(Linhas de um conjunto de dados de layout)
■ ■ ■ ■ ■

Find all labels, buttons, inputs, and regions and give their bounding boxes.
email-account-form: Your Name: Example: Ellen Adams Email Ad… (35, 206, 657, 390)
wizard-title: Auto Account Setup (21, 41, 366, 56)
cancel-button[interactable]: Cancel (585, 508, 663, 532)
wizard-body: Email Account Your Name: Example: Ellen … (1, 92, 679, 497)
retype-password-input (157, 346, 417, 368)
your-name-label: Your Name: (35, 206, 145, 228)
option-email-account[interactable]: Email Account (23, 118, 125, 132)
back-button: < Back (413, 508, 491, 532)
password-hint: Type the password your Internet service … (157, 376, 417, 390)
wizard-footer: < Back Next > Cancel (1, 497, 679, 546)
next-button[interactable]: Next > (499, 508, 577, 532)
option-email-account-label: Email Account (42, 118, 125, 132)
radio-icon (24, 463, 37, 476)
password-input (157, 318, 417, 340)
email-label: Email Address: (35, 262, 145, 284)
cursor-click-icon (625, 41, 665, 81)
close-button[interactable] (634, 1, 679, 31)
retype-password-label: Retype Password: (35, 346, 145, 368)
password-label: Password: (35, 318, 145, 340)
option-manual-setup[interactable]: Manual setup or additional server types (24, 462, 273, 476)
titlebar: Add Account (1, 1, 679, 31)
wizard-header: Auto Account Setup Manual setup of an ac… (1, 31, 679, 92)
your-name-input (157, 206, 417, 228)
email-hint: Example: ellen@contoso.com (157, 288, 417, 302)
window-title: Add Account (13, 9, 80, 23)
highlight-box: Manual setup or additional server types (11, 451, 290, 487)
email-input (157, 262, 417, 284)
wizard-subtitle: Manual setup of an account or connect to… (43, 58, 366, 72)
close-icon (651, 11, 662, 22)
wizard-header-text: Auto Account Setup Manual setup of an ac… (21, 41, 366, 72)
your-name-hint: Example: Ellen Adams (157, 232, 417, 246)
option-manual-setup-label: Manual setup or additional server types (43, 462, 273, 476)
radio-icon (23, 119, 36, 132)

■ ■ ■ ■ ■

Reescreva os dados acima trocando "wizard" por "dialog" em todas as ocorrências e mantenha o resto sem nenhuma alteração.

§ **Exercício resolvido**:
Find all labels, buttons, inputs, and regions and give their bounding boxes.
email-account-form: Your Name: Example: Ellen Adams Email Ad… (35, 206, 657, 390)
dialog-title: Auto Account Setup (21, 41, 366, 56)
cancel-button[interactable]: Cancel (585, 508, 663, 532)
dialog-body: Email Account Your Name: Example: Ellen … (1, 92, 679, 497)
retype-password-input (157, 346, 417, 368)
your-name-label: Your Name: (35, 206, 145, 228)
option-email-account[interactable]: Email Account (23, 118, 125, 132)
back-button: < Back (413, 508, 491, 532)
password-hint: Type the password your Internet service … (157, 376, 417, 390)
dialog-footer: < Back Next > Cancel (1, 497, 679, 546)
next-button[interactable]: Next > (499, 508, 577, 532)
option-email-account-label: Email Account (42, 118, 125, 132)
radio-icon (24, 463, 37, 476)
password-input (157, 318, 417, 340)
email-label: Email Address: (35, 262, 145, 284)
cursor-click-icon (625, 41, 665, 81)
close-button[interactable] (634, 1, 679, 31)
retype-password-label: Retype Password: (35, 346, 145, 368)
password-label: Password: (35, 318, 145, 340)
option-manual-setup[interactable]: Manual setup or additional server types (24, 462, 273, 476)
titlebar: Add Account (1, 1, 679, 31)
dialog-header: Auto Account Setup Manual setup of an ac… (1, 31, 679, 92)
your-name-input (157, 206, 417, 228)
email-hint: Example: ellen@contoso.com (157, 288, 417, 302)
window-title: Add Account (13, 9, 80, 23)
highlight-box: Manual setup or additional server types (11, 451, 290, 487)
email-input (157, 262, 417, 284)
dialog-subtitle: Manual setup of an account or connect to… (43, 58, 366, 72)
close-icon (651, 11, 662, 22)
dialog-header-text: Auto Account Setup Manual setup of an ac… (21, 41, 366, 72)
your-name-hint: Example: Ellen Adams (157, 232, 417, 246)
option-manual-setup-label: Manual setup or additional server types (43, 462, 273, 476)
radio-icon (23, 119, 36, 132)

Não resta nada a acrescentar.